**RECORDS PROVIDED**:
....................
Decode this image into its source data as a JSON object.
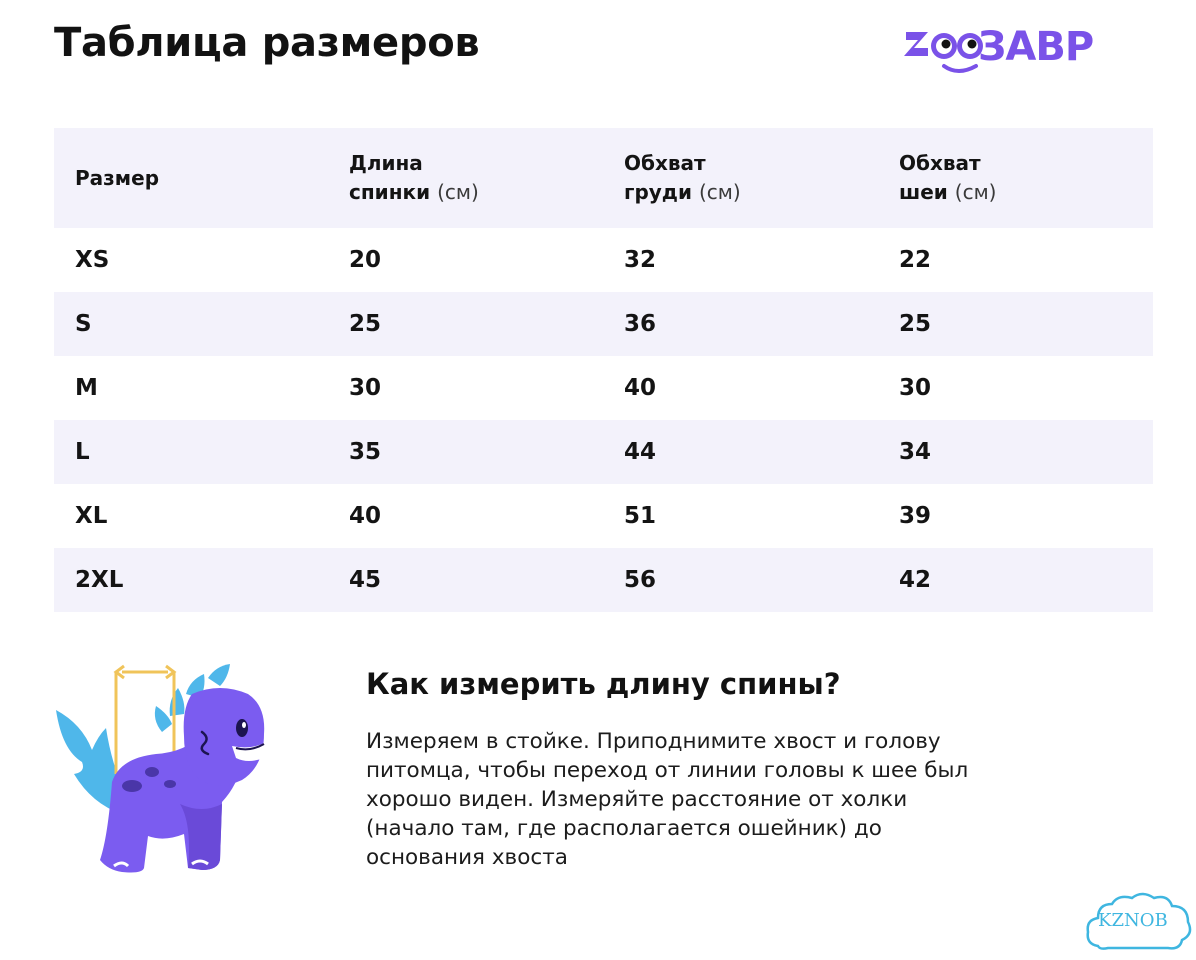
{
  "page": {
    "title": "Таблица размеров"
  },
  "brand": {
    "logo_text": "ЗООЗАВР",
    "logo_text_visible": "ЗАВР",
    "color": "#7a52e8"
  },
  "table": {
    "headers": [
      {
        "main": "Размер",
        "main2": "",
        "unit": ""
      },
      {
        "main": "Длина",
        "main2": "спинки",
        "unit": "(см)"
      },
      {
        "main": "Обхват",
        "main2": "груди",
        "unit": "(см)"
      },
      {
        "main": "Обхват",
        "main2": "шеи",
        "unit": "(см)"
      }
    ],
    "rows": [
      [
        "XS",
        "20",
        "32",
        "22"
      ],
      [
        "S",
        "25",
        "36",
        "25"
      ],
      [
        "M",
        "30",
        "40",
        "30"
      ],
      [
        "L",
        "35",
        "44",
        "34"
      ],
      [
        "XL",
        "40",
        "51",
        "39"
      ],
      [
        "2XL",
        "45",
        "56",
        "42"
      ]
    ],
    "shade_color": "#f3f2fb"
  },
  "howto": {
    "title": "Как измерить длину спины?",
    "text_lines": [
      "Измеряем в стойке. Приподнимите хвост и голову",
      "питомца, чтобы переход от линии головы к шее был",
      "хорошо виден. Измеряйте расстояние от холки",
      "(начало там, где располагается ошейник) до",
      "основания хвоста"
    ]
  },
  "illustration": {
    "subject": "dinosaur-mascot-icon",
    "body_color": "#7b5cf0",
    "accent_color": "#4fb7ea",
    "measure_color": "#f0c45a"
  },
  "watermark": {
    "text": "KZNOB",
    "color": "#3fb6e0"
  }
}
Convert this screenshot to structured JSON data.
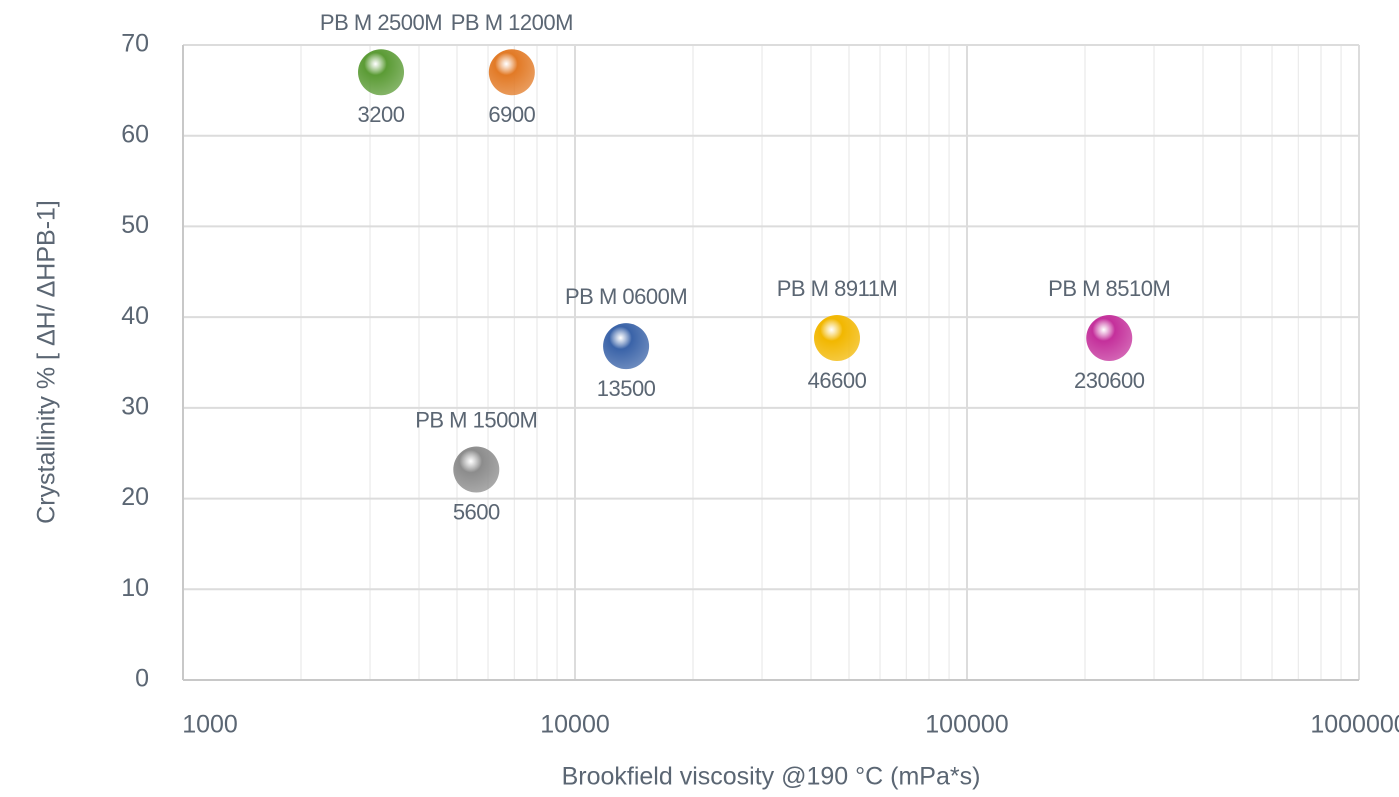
{
  "chart_data": {
    "type": "scatter",
    "x_label": "Brookfield viscosity @190   °C (mPa*s)",
    "y_label": "Crystallinity % [  ΔH/ ΔHPB-1]",
    "xscale": "log",
    "xlim": [
      1000,
      1000000
    ],
    "xticks": [
      1000,
      10000,
      100000,
      1000000
    ],
    "ylim": [
      0,
      70
    ],
    "yticks": [
      0,
      10,
      20,
      30,
      40,
      50,
      60,
      70
    ],
    "grid": true,
    "series": [
      {
        "name": "PB M 2500M",
        "color": "#5b9b35",
        "x": [
          3200
        ],
        "values": [
          67
        ]
      },
      {
        "name": "PB M 1200M",
        "color": "#e27a26",
        "x": [
          6900
        ],
        "values": [
          67
        ]
      },
      {
        "name": "PB M 0600M",
        "color": "#3a63a8",
        "x": [
          13500
        ],
        "values": [
          36.8
        ]
      },
      {
        "name": "PB M 8911M",
        "color": "#f2b700",
        "x": [
          46600
        ],
        "values": [
          37.7
        ]
      },
      {
        "name": "PB M 8510M",
        "color": "#c4309b",
        "x": [
          230600
        ],
        "values": [
          37.7
        ]
      },
      {
        "name": "PB M 1500M",
        "color": "#8c8c8c",
        "x": [
          5600
        ],
        "values": [
          23.2
        ]
      }
    ]
  }
}
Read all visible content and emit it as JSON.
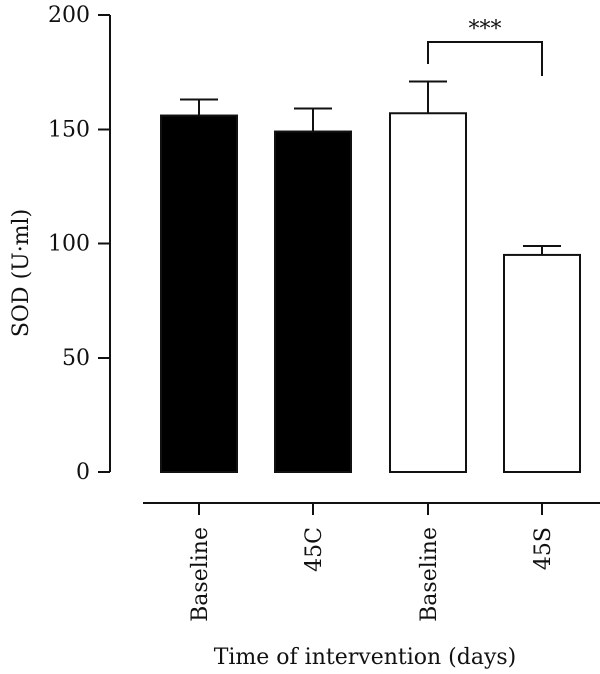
{
  "chart_data": {
    "type": "bar",
    "categories": [
      "Baseline",
      "45C",
      "Baseline",
      "45S"
    ],
    "values": [
      156,
      149,
      157,
      95
    ],
    "errors": [
      7,
      10,
      14,
      4
    ],
    "fills": [
      "#000000",
      "#000000",
      "#ffffff",
      "#ffffff"
    ],
    "ylabel": "SOD (U·ml)",
    "xlabel": "Time of intervention (days)",
    "ylim": [
      0,
      200
    ],
    "yticks": [
      0,
      50,
      100,
      150,
      200
    ],
    "significance": {
      "label": "***",
      "from_category": 2,
      "to_category": 3
    },
    "grid": false,
    "legend": "none"
  }
}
....................
**EXERCISE INSTRUCTIONS**: Reproduce the material above in full, exactly, with no images.

**SOLUTION TO THE EXERCISE**:
Decode this image into its source data as a JSON object.
{
  "page": {
    "title": "Таблица размеров"
  },
  "brand": {
    "logo_text": "ЗООЗАВР",
    "logo_text_visible": "ЗАВР",
    "color": "#7a52e8"
  },
  "table": {
    "headers": [
      {
        "main": "Размер",
        "main2": "",
        "unit": ""
      },
      {
        "main": "Длина",
        "main2": "спинки",
        "unit": "(см)"
      },
      {
        "main": "Обхват",
        "main2": "груди",
        "unit": "(см)"
      },
      {
        "main": "Обхват",
        "main2": "шеи",
        "unit": "(см)"
      }
    ],
    "rows": [
      [
        "XS",
        "20",
        "32",
        "22"
      ],
      [
        "S",
        "25",
        "36",
        "25"
      ],
      [
        "M",
        "30",
        "40",
        "30"
      ],
      [
        "L",
        "35",
        "44",
        "34"
      ],
      [
        "XL",
        "40",
        "51",
        "39"
      ],
      [
        "2XL",
        "45",
        "56",
        "42"
      ]
    ],
    "shade_color": "#f3f2fb"
  },
  "howto": {
    "title": "Как измерить длину спины?",
    "text_lines": [
      "Измеряем в стойке. Приподнимите хвост и голову",
      "питомца, чтобы переход от линии головы к шее был",
      "хорошо виден. Измеряйте расстояние от холки",
      "(начало там, где располагается ошейник) до",
      "основания хвоста"
    ]
  },
  "illustration": {
    "subject": "dinosaur-mascot-icon",
    "body_color": "#7b5cf0",
    "accent_color": "#4fb7ea",
    "measure_color": "#f0c45a"
  },
  "watermark": {
    "text": "KZNOB",
    "color": "#3fb6e0"
  }
}
Convert this screenshot to structured JSON data.
{
  "chart_data": {
    "type": "scatter",
    "x_label": "Brookfield viscosity @190   °C (mPa*s)",
    "y_label": "Crystallinity % [  ΔH/ ΔHPB-1]",
    "xscale": "log",
    "xlim": [
      1000,
      1000000
    ],
    "xticks": [
      1000,
      10000,
      100000,
      1000000
    ],
    "ylim": [
      0,
      70
    ],
    "yticks": [
      0,
      10,
      20,
      30,
      40,
      50,
      60,
      70
    ],
    "grid": true,
    "series": [
      {
        "name": "PB M 2500M",
        "color": "#5b9b35",
        "x": [
          3200
        ],
        "values": [
          67
        ]
      },
      {
        "name": "PB M 1200M",
        "color": "#e27a26",
        "x": [
          6900
        ],
        "values": [
          67
        ]
      },
      {
        "name": "PB M 0600M",
        "color": "#3a63a8",
        "x": [
          13500
        ],
        "values": [
          36.8
        ]
      },
      {
        "name": "PB M 8911M",
        "color": "#f2b700",
        "x": [
          46600
        ],
        "values": [
          37.7
        ]
      },
      {
        "name": "PB M 8510M",
        "color": "#c4309b",
        "x": [
          230600
        ],
        "values": [
          37.7
        ]
      },
      {
        "name": "PB M 1500M",
        "color": "#8c8c8c",
        "x": [
          5600
        ],
        "values": [
          23.2
        ]
      }
    ]
  }
}
Read all visible content and emit it as JSON.
{
  "chart_data": {
    "type": "bar",
    "categories": [
      "Baseline",
      "45C",
      "Baseline",
      "45S"
    ],
    "values": [
      156,
      149,
      157,
      95
    ],
    "errors": [
      7,
      10,
      14,
      4
    ],
    "fills": [
      "#000000",
      "#000000",
      "#ffffff",
      "#ffffff"
    ],
    "ylabel": "SOD (U·ml)",
    "xlabel": "Time of intervention (days)",
    "ylim": [
      0,
      200
    ],
    "yticks": [
      0,
      50,
      100,
      150,
      200
    ],
    "significance": {
      "label": "***",
      "from_category": 2,
      "to_category": 3
    },
    "grid": false,
    "legend": "none"
  }
}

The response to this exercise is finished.